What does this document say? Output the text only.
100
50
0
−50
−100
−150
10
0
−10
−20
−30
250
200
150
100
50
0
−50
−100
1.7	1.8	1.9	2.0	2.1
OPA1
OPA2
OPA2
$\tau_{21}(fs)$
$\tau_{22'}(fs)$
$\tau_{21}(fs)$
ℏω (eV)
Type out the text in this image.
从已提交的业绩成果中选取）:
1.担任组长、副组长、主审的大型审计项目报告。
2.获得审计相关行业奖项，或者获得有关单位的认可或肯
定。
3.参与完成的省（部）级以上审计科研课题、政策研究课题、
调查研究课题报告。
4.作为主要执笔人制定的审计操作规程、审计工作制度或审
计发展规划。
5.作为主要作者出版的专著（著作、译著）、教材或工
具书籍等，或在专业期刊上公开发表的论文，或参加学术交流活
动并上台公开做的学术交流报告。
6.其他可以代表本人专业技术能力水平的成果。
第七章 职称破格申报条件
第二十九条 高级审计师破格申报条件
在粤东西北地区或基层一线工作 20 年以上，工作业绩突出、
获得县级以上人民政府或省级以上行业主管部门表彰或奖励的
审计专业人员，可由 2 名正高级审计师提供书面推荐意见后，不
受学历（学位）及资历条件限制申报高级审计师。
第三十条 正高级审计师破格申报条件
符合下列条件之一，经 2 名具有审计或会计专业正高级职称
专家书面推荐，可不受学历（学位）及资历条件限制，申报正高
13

+ + +

The data above must be returned in full, exactly as written.

- [The result]:
What does this document say? Output the text only.
100
50
0
−50
−100
−150
10
0
−10
−20
−30
250
200
150
100
50
0
−50
−100
1.7	1.8	1.9	2.0	2.1
OPA1
OPA2
OPA2
$\tau_{21}(fs)$
$\tau_{22'}(fs)$
$\tau_{21}(fs)$
ℏω (eV)
Type out the text in this image.
从已提交的业绩成果中选取）:
1.担任组长、副组长、主审的大型审计项目报告。
2.获得审计相关行业奖项，或者获得有关单位的认可或肯
定。
3.参与完成的省（部）级以上审计科研课题、政策研究课题、
调查研究课题报告。
4.作为主要执笔人制定的审计操作规程、审计工作制度或审
计发展规划。
5.作为主要作者出版的专著（著作、译著）、教材或工
具书籍等，或在专业期刊上公开发表的论文，或参加学术交流活
动并上台公开做的学术交流报告。
6.其他可以代表本人专业技术能力水平的成果。
第七章 职称破格申报条件
第二十九条 高级审计师破格申报条件
在粤东西北地区或基层一线工作 20 年以上，工作业绩突出、
获得县级以上人民政府或省级以上行业主管部门表彰或奖励的
审计专业人员，可由 2 名正高级审计师提供书面推荐意见后，不
受学历（学位）及资历条件限制申报高级审计师。
第三十条 正高级审计师破格申报条件
符合下列条件之一，经 2 名具有审计或会计专业正高级职称
专家书面推荐，可不受学历（学位）及资历条件限制，申报正高
13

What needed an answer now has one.